Verbatim output of all the material below is required.

Dataset records

begin

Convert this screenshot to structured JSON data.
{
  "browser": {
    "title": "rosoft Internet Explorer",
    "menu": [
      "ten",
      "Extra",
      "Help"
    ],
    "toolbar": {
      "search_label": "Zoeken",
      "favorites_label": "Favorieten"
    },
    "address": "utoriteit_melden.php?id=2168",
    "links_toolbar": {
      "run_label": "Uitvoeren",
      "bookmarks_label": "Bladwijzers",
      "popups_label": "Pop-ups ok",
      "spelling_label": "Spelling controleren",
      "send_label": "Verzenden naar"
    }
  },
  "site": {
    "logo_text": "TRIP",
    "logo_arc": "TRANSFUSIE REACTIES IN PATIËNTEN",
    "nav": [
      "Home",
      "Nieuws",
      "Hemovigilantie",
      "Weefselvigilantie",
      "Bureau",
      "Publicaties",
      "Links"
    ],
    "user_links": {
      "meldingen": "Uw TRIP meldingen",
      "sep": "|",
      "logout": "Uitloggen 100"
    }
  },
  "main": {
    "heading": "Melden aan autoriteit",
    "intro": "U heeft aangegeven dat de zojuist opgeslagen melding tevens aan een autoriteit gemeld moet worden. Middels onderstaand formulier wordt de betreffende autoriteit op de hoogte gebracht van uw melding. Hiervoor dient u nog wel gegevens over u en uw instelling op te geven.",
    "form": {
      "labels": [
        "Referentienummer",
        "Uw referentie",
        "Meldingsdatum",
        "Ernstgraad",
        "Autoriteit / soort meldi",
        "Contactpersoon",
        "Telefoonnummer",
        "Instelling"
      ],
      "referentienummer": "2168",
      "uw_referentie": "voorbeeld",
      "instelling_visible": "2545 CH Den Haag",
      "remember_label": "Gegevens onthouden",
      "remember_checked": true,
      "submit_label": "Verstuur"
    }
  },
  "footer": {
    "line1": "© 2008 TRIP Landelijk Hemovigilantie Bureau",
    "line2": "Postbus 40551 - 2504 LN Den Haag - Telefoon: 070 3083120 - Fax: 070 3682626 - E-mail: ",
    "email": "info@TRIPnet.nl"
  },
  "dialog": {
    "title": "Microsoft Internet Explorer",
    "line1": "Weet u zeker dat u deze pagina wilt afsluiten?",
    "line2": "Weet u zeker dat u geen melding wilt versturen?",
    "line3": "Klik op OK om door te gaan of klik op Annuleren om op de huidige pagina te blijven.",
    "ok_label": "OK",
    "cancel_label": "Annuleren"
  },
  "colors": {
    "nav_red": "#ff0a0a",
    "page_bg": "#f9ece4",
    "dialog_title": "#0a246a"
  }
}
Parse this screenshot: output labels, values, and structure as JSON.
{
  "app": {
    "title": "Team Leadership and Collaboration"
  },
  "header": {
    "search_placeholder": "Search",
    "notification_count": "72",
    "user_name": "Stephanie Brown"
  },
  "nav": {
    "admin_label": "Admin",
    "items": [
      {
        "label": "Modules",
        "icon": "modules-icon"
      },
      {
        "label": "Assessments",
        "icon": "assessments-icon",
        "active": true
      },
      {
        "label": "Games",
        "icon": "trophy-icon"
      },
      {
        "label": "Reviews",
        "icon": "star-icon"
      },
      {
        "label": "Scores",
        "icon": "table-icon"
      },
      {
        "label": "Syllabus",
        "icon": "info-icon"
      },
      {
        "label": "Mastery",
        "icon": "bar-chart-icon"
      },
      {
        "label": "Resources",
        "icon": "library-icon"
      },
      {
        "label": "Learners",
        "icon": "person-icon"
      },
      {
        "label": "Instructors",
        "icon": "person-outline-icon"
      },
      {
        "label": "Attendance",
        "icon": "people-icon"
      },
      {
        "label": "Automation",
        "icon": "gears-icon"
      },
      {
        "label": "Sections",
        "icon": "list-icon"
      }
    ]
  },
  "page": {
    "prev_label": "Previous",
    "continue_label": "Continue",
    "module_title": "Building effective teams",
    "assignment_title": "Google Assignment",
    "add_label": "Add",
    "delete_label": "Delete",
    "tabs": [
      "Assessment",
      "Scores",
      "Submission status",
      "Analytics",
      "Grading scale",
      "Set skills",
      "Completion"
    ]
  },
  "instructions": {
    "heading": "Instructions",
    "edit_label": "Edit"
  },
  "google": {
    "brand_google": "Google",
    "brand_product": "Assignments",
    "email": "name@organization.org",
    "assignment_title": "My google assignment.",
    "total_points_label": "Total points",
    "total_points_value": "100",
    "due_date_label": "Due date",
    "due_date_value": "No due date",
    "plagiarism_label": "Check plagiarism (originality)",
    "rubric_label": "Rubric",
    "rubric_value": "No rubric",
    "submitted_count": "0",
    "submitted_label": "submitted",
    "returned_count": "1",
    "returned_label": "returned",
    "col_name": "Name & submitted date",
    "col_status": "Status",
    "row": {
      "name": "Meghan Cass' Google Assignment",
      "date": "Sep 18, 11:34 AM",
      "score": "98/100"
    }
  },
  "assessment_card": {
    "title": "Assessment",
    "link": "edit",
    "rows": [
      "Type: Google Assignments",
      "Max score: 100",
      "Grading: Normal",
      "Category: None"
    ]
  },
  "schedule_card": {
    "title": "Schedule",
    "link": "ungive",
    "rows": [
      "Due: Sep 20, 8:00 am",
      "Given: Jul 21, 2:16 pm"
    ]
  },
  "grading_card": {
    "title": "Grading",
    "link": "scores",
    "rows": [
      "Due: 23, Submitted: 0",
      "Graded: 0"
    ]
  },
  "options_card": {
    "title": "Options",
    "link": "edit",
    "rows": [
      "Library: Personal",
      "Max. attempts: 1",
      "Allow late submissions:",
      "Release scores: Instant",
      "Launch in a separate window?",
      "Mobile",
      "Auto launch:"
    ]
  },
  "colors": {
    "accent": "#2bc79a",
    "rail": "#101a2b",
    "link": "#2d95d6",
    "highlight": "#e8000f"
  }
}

end

[Result]
Convert this screenshot to structured JSON data.
{
  "browser": {
    "title": "rosoft Internet Explorer",
    "menu": [
      "ten",
      "Extra",
      "Help"
    ],
    "toolbar": {
      "search_label": "Zoeken",
      "favorites_label": "Favorieten"
    },
    "address": "utoriteit_melden.php?id=2168",
    "links_toolbar": {
      "run_label": "Uitvoeren",
      "bookmarks_label": "Bladwijzers",
      "popups_label": "Pop-ups ok",
      "spelling_label": "Spelling controleren",
      "send_label": "Verzenden naar"
    }
  },
  "site": {
    "logo_text": "TRIP",
    "logo_arc": "TRANSFUSIE REACTIES IN PATIËNTEN",
    "nav": [
      "Home",
      "Nieuws",
      "Hemovigilantie",
      "Weefselvigilantie",
      "Bureau",
      "Publicaties",
      "Links"
    ],
    "user_links": {
      "meldingen": "Uw TRIP meldingen",
      "sep": "|",
      "logout": "Uitloggen 100"
    }
  },
  "main": {
    "heading": "Melden aan autoriteit",
    "intro": "U heeft aangegeven dat de zojuist opgeslagen melding tevens aan een autoriteit gemeld moet worden. Middels onderstaand formulier wordt de betreffende autoriteit op de hoogte gebracht van uw melding. Hiervoor dient u nog wel gegevens over u en uw instelling op te geven.",
    "form": {
      "labels": [
        "Referentienummer",
        "Uw referentie",
        "Meldingsdatum",
        "Ernstgraad",
        "Autoriteit / soort meldi",
        "Contactpersoon",
        "Telefoonnummer",
        "Instelling"
      ],
      "referentienummer": "2168",
      "uw_referentie": "voorbeeld",
      "instelling_visible": "2545 CH Den Haag",
      "remember_label": "Gegevens onthouden",
      "remember_checked": true,
      "submit_label": "Verstuur"
    }
  },
  "footer": {
    "line1": "© 2008 TRIP Landelijk Hemovigilantie Bureau",
    "line2": "Postbus 40551 - 2504 LN Den Haag - Telefoon: 070 3083120 - Fax: 070 3682626 - E-mail: ",
    "email": "info@TRIPnet.nl"
  },
  "dialog": {
    "title": "Microsoft Internet Explorer",
    "line1": "Weet u zeker dat u deze pagina wilt afsluiten?",
    "line2": "Weet u zeker dat u geen melding wilt versturen?",
    "line3": "Klik op OK om door te gaan of klik op Annuleren om op de huidige pagina te blijven.",
    "ok_label": "OK",
    "cancel_label": "Annuleren"
  },
  "colors": {
    "nav_red": "#ff0a0a",
    "page_bg": "#f9ece4",
    "dialog_title": "#0a246a"
  }
}
Parse this screenshot: output labels, values, and structure as JSON.
{
  "app": {
    "title": "Team Leadership and Collaboration"
  },
  "header": {
    "search_placeholder": "Search",
    "notification_count": "72",
    "user_name": "Stephanie Brown"
  },
  "nav": {
    "admin_label": "Admin",
    "items": [
      {
        "label": "Modules",
        "icon": "modules-icon"
      },
      {
        "label": "Assessments",
        "icon": "assessments-icon",
        "active": true
      },
      {
        "label": "Games",
        "icon": "trophy-icon"
      },
      {
        "label": "Reviews",
        "icon": "star-icon"
      },
      {
        "label": "Scores",
        "icon": "table-icon"
      },
      {
        "label": "Syllabus",
        "icon": "info-icon"
      },
      {
        "label": "Mastery",
        "icon": "bar-chart-icon"
      },
      {
        "label": "Resources",
        "icon": "library-icon"
      },
      {
        "label": "Learners",
        "icon": "person-icon"
      },
      {
        "label": "Instructors",
        "icon": "person-outline-icon"
      },
      {
        "label": "Attendance",
        "icon": "people-icon"
      },
      {
        "label": "Automation",
        "icon": "gears-icon"
      },
      {
        "label": "Sections",
        "icon": "list-icon"
      }
    ]
  },
  "page": {
    "prev_label": "Previous",
    "continue_label": "Continue",
    "module_title": "Building effective teams",
    "assignment_title": "Google Assignment",
    "add_label": "Add",
    "delete_label": "Delete",
    "tabs": [
      "Assessment",
      "Scores",
      "Submission status",
      "Analytics",
      "Grading scale",
      "Set skills",
      "Completion"
    ]
  },
  "instructions": {
    "heading": "Instructions",
    "edit_label": "Edit"
  },
  "google": {
    "brand_google": "Google",
    "brand_product": "Assignments",
    "email": "name@organization.org",
    "assignment_title": "My google assignment.",
    "total_points_label": "Total points",
    "total_points_value": "100",
    "due_date_label": "Due date",
    "due_date_value": "No due date",
    "plagiarism_label": "Check plagiarism (originality)",
    "rubric_label": "Rubric",
    "rubric_value": "No rubric",
    "submitted_count": "0",
    "submitted_label": "submitted",
    "returned_count": "1",
    "returned_label": "returned",
    "col_name": "Name & submitted date",
    "col_status": "Status",
    "row": {
      "name": "Meghan Cass' Google Assignment",
      "date": "Sep 18, 11:34 AM",
      "score": "98/100"
    }
  },
  "assessment_card": {
    "title": "Assessment",
    "link": "edit",
    "rows": [
      "Type: Google Assignments",
      "Max score: 100",
      "Grading: Normal",
      "Category: None"
    ]
  },
  "schedule_card": {
    "title": "Schedule",
    "link": "ungive",
    "rows": [
      "Due: Sep 20, 8:00 am",
      "Given: Jul 21, 2:16 pm"
    ]
  },
  "grading_card": {
    "title": "Grading",
    "link": "scores",
    "rows": [
      "Due: 23, Submitted: 0",
      "Graded: 0"
    ]
  },
  "options_card": {
    "title": "Options",
    "link": "edit",
    "rows": [
      "Library: Personal",
      "Max. attempts: 1",
      "Allow late submissions:",
      "Release scores: Instant",
      "Launch in a separate window?",
      "Mobile",
      "Auto launch:"
    ]
  },
  "colors": {
    "accent": "#2bc79a",
    "rail": "#101a2b",
    "link": "#2d95d6",
    "highlight": "#e8000f"
  }
}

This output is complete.